_What to do_.
Check each line of the entries below for the string "items"; copy every line where it appears.

-------- Data section

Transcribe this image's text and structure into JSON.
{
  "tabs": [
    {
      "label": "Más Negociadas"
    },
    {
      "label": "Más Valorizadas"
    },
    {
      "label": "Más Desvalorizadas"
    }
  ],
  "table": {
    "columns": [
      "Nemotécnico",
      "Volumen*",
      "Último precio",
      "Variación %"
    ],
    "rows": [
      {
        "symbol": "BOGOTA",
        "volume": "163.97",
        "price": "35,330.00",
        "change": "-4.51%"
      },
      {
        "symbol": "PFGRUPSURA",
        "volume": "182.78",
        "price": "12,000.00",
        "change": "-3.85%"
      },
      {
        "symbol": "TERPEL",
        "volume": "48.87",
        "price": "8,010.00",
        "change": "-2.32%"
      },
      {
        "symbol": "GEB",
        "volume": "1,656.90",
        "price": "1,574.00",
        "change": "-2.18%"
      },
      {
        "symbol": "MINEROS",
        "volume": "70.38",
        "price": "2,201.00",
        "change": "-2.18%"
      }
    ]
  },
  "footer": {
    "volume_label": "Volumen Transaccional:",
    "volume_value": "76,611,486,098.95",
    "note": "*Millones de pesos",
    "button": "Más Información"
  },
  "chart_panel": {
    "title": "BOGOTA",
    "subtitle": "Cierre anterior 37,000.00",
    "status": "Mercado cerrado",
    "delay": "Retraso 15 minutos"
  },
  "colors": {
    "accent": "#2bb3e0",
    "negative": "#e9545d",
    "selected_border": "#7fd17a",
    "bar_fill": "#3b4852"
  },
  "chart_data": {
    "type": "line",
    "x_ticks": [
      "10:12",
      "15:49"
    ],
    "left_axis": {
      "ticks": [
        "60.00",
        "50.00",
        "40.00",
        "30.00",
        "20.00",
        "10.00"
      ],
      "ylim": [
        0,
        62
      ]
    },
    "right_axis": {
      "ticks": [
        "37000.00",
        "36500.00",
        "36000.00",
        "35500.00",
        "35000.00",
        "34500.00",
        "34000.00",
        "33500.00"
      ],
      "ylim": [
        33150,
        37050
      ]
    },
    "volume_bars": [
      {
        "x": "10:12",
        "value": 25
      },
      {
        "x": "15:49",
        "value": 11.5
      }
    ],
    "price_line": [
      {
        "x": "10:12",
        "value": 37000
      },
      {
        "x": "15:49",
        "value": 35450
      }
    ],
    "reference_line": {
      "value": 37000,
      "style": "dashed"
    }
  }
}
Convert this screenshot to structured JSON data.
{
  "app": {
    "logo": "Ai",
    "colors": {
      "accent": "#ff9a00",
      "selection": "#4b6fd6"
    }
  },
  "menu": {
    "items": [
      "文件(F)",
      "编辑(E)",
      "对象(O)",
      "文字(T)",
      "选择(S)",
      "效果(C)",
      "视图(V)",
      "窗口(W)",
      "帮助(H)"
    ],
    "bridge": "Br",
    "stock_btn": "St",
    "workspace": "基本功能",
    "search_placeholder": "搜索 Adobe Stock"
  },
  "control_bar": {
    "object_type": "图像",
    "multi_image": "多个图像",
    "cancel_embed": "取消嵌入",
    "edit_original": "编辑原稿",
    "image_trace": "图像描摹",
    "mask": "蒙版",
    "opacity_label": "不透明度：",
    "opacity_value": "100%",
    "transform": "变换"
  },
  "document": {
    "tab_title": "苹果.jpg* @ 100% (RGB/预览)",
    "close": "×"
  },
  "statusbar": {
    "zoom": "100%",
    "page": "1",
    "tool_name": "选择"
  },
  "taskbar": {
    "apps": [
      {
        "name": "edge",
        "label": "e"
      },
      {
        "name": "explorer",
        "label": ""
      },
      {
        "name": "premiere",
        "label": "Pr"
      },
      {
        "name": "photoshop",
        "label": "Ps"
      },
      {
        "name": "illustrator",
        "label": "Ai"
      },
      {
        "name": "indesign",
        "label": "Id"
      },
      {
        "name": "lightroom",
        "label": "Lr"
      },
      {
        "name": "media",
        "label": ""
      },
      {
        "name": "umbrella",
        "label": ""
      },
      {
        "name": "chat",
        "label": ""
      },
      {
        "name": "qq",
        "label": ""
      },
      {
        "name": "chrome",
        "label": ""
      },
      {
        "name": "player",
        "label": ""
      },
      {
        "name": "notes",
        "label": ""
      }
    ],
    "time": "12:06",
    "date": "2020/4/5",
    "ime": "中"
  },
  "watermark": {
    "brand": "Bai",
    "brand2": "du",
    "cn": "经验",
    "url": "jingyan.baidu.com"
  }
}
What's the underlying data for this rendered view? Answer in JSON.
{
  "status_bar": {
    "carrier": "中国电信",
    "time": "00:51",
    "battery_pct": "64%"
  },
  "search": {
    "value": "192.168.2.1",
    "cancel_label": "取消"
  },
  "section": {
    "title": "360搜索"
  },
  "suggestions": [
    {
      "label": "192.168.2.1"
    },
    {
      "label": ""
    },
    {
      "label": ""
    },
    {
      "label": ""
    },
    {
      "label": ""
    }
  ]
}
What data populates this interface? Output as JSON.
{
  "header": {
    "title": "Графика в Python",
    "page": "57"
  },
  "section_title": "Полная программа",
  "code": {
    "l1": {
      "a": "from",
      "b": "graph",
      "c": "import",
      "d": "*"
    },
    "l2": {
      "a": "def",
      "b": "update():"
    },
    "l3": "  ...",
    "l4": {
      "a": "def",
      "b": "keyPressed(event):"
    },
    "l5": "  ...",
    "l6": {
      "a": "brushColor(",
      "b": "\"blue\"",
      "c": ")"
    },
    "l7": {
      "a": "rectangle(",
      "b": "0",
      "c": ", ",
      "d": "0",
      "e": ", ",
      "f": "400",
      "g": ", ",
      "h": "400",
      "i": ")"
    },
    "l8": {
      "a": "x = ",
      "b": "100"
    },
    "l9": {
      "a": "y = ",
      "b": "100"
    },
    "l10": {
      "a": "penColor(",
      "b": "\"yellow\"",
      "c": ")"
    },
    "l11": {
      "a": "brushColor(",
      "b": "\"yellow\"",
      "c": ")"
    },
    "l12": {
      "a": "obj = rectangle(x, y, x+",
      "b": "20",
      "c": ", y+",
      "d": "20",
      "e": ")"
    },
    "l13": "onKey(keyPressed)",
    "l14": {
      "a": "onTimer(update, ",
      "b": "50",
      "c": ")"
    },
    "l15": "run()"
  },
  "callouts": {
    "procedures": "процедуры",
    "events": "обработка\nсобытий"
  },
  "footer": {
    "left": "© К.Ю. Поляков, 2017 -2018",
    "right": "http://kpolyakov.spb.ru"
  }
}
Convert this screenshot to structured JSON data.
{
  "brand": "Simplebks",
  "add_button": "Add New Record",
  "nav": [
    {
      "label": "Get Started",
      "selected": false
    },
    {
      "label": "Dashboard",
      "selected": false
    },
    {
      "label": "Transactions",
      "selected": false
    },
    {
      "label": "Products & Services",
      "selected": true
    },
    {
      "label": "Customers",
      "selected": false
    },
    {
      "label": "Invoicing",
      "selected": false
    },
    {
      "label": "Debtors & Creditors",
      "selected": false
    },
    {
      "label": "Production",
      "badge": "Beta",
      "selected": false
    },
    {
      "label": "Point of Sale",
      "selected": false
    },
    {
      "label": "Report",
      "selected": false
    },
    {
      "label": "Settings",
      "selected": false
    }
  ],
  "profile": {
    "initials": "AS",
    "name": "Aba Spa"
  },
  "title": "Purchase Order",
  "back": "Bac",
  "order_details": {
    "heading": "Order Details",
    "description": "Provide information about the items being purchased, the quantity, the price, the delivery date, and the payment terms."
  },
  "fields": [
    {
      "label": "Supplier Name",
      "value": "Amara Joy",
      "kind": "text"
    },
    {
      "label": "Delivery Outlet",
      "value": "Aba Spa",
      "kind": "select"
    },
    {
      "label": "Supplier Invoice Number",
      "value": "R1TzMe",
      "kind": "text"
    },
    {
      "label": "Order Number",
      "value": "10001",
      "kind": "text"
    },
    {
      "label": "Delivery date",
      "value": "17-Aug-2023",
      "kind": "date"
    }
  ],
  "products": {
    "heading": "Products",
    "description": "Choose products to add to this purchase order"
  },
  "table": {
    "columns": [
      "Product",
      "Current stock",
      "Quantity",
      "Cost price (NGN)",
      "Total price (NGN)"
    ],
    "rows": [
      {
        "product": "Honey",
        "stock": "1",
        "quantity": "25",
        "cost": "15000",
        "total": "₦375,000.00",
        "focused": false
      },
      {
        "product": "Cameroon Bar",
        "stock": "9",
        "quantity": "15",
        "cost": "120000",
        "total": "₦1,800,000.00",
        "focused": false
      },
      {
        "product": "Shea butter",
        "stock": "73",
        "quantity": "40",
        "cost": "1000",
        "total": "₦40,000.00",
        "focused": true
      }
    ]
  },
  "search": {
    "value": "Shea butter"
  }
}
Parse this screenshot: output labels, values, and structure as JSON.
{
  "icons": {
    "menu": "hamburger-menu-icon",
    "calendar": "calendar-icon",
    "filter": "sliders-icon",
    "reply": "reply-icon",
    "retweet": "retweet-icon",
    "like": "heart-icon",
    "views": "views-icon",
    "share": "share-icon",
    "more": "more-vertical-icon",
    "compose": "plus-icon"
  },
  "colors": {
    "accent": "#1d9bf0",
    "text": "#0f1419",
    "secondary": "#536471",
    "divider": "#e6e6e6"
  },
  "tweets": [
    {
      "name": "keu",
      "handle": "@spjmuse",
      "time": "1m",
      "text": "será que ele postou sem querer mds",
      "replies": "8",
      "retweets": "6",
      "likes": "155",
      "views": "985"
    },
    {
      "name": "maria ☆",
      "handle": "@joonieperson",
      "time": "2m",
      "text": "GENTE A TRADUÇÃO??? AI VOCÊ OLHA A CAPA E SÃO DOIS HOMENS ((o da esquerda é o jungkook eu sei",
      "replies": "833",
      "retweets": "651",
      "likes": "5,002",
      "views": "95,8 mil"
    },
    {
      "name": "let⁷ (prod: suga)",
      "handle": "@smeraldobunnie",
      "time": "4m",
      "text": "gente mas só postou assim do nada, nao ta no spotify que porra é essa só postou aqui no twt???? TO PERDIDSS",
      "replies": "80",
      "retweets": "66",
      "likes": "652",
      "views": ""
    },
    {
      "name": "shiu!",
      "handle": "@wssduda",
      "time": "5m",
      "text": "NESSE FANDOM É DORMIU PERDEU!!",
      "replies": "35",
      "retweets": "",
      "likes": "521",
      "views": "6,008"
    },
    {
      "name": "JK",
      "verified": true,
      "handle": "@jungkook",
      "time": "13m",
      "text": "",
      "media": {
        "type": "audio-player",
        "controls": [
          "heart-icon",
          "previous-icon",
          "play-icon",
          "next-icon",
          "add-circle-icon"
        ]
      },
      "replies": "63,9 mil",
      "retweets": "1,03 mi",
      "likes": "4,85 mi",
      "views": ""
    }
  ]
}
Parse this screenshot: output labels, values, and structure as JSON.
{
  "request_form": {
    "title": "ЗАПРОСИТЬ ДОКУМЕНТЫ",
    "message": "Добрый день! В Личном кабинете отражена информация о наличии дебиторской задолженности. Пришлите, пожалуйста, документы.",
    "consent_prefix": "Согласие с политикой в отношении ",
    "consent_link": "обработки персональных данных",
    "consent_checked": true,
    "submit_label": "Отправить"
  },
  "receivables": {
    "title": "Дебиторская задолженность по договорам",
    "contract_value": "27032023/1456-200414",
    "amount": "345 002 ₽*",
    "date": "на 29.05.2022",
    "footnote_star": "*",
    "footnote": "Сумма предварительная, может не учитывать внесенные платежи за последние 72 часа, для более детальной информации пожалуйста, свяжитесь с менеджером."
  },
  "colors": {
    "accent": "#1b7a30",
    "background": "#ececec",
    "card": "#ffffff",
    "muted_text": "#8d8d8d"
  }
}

----------------

_Exercise solution_.
    "items": [
    "description": "Provide information about the items being purchased, the quantity, the price, the delivery date, and the payment terms."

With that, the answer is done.